> **EXERCISE BRIEF**:
List each line holding the string "内穿白色衬衫".

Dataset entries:
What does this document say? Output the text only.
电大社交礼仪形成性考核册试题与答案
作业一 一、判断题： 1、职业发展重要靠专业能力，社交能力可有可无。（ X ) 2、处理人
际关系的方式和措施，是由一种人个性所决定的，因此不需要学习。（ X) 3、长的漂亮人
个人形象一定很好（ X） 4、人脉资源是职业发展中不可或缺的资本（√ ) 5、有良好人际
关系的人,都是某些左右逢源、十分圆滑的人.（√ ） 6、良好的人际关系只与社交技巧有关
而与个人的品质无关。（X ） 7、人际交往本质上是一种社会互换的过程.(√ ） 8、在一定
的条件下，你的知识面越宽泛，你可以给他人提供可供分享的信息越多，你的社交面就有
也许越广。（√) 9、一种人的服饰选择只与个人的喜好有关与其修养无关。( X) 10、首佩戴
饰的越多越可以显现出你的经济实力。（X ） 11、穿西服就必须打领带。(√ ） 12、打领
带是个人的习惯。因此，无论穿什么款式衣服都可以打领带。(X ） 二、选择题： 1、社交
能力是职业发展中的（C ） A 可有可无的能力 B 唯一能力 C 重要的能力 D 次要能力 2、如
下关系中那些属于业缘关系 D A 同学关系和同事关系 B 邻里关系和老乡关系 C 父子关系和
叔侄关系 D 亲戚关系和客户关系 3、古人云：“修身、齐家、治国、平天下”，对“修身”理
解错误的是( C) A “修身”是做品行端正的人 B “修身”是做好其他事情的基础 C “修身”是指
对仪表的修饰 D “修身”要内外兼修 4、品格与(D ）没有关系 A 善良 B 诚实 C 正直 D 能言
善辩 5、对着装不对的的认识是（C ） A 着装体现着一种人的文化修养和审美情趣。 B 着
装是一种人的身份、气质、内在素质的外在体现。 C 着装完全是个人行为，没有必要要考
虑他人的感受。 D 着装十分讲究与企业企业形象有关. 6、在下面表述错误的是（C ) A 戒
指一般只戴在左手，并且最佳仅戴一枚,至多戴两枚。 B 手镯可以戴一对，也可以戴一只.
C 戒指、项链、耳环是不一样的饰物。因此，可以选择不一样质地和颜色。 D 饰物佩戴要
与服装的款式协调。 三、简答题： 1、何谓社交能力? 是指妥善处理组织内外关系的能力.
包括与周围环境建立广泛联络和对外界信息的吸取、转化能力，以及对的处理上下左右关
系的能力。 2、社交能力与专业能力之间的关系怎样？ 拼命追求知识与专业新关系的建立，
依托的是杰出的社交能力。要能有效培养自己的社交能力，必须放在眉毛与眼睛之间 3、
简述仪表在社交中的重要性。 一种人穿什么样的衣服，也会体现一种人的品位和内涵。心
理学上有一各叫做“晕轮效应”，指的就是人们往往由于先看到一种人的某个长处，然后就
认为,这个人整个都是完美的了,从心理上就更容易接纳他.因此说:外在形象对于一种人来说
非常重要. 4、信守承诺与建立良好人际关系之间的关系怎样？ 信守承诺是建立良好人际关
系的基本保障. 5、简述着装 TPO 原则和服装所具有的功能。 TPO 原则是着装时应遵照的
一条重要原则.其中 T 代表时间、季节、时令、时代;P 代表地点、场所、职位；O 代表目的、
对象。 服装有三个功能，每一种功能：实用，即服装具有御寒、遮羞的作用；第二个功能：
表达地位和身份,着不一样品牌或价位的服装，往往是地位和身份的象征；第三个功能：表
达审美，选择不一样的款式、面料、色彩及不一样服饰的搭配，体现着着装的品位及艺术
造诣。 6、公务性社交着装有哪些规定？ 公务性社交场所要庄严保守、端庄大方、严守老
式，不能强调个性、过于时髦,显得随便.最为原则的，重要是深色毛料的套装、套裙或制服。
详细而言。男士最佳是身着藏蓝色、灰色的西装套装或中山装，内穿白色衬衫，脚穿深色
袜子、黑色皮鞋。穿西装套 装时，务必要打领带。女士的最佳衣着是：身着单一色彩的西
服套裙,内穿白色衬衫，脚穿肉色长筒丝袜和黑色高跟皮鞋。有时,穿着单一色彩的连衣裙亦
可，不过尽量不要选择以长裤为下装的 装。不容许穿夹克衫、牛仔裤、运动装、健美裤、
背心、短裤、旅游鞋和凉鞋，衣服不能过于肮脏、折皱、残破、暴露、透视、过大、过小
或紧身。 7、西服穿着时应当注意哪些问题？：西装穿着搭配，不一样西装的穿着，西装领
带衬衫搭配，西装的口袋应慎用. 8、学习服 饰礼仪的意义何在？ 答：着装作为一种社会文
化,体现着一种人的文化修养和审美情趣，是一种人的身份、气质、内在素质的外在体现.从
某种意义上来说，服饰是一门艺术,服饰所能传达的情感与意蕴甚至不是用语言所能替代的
--
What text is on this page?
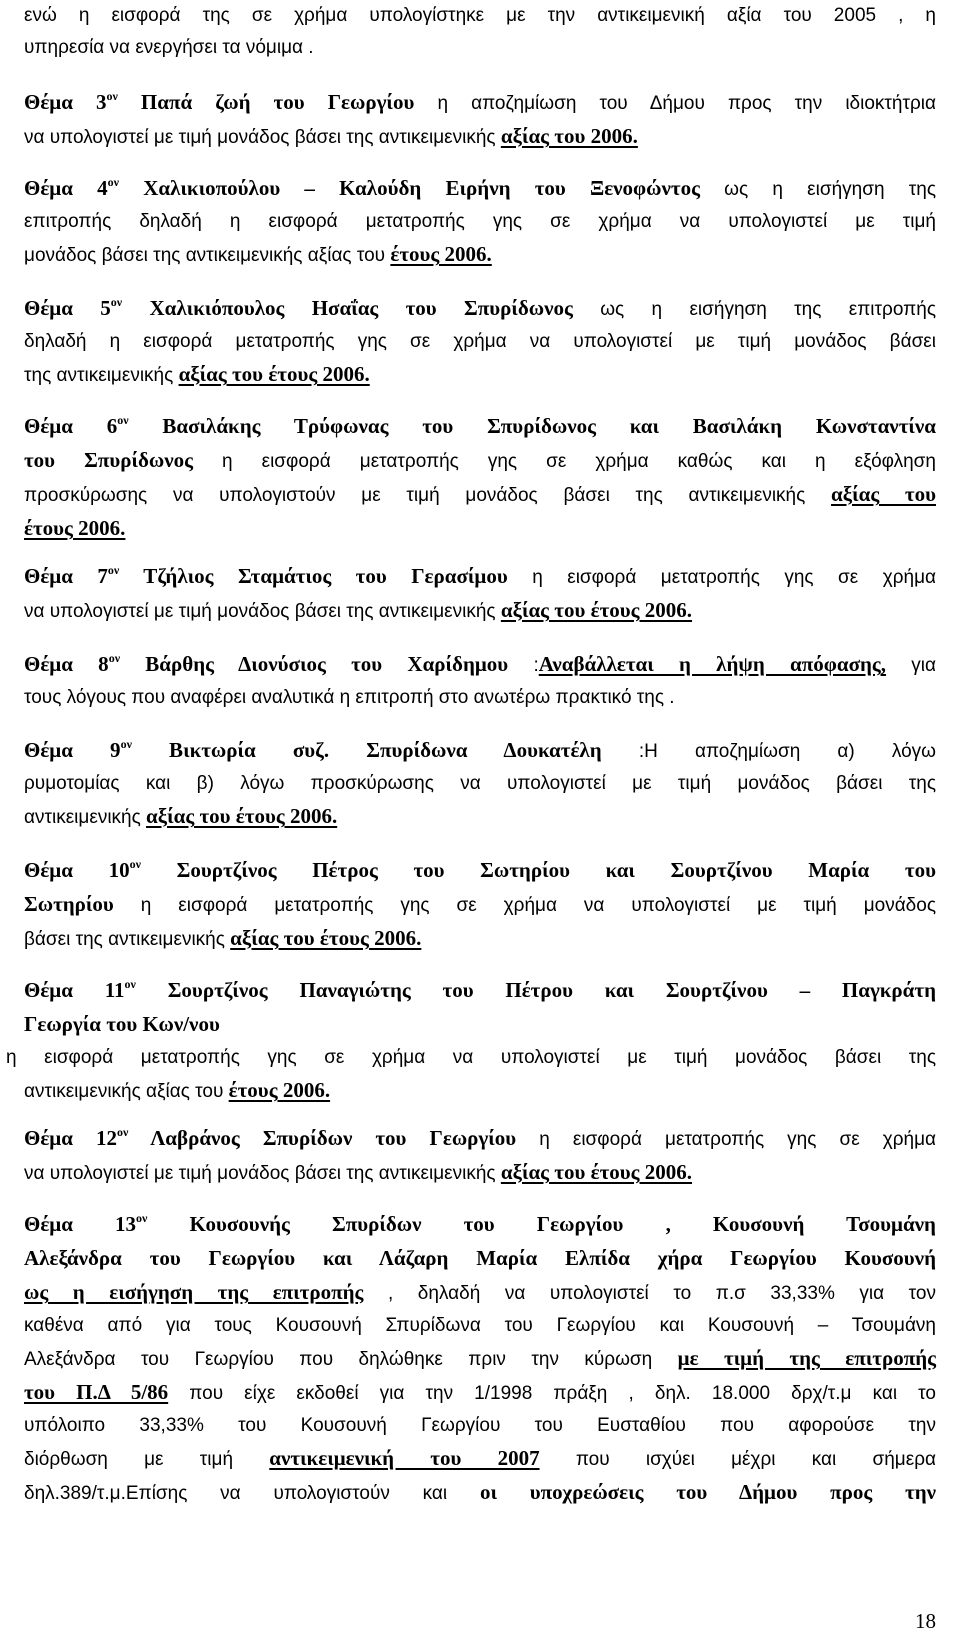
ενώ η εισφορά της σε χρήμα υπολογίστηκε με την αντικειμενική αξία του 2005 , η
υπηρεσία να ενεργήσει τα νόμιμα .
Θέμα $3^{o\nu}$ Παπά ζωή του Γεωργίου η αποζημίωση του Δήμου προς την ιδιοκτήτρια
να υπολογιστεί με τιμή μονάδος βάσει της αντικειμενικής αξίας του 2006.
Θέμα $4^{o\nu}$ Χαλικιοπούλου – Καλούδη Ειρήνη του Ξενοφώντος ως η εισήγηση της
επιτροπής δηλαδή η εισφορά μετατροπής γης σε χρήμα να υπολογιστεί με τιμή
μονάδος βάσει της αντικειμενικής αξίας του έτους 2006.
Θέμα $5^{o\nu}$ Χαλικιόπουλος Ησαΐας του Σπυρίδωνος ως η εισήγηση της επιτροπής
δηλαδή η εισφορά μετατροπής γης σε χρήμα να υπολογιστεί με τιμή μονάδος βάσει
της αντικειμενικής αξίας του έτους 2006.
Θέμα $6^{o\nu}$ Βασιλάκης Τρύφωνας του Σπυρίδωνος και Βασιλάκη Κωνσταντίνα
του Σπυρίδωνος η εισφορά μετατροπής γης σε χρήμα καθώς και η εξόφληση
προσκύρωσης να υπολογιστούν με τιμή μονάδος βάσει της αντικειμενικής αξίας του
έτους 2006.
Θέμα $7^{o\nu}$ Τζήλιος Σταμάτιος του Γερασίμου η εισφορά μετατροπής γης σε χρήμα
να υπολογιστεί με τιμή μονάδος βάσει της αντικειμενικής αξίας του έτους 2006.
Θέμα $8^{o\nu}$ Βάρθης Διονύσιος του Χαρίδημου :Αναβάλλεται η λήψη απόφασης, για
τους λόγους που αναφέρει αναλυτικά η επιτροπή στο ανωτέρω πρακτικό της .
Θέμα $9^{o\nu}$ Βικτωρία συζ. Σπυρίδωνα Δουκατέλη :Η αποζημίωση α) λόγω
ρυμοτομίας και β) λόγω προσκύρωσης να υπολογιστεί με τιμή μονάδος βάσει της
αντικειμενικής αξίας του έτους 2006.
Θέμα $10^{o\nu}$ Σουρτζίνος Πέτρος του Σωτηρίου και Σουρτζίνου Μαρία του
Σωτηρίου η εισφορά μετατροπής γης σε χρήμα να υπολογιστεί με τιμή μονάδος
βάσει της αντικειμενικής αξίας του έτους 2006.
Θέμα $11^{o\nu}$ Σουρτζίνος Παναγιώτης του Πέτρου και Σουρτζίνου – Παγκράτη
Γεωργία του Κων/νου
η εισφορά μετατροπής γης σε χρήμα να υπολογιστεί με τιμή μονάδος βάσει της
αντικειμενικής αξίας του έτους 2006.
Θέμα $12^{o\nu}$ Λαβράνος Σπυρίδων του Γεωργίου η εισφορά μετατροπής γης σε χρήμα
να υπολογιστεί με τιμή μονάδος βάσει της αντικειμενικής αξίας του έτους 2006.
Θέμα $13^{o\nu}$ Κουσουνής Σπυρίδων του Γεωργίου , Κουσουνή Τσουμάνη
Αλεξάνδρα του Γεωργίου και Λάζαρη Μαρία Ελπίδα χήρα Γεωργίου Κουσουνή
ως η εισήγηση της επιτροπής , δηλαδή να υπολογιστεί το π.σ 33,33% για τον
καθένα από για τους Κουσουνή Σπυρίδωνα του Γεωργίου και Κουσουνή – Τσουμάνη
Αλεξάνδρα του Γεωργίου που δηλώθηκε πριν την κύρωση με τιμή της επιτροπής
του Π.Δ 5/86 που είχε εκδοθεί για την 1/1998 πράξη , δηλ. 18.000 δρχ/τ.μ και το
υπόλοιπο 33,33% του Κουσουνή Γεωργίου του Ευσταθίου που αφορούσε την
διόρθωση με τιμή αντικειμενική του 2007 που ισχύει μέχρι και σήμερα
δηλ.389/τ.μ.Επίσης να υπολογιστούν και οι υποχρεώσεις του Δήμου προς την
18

> **FINISHED ANSWER**:
详细而言。男士最佳是身着藏蓝色、灰色的西装套装或中山装，内穿白色衬衫，脚穿深色
服套裙,内穿白色衬衫，脚穿肉色长筒丝袜和黑色高跟皮鞋。有时,穿着单一色彩的连衣裙亦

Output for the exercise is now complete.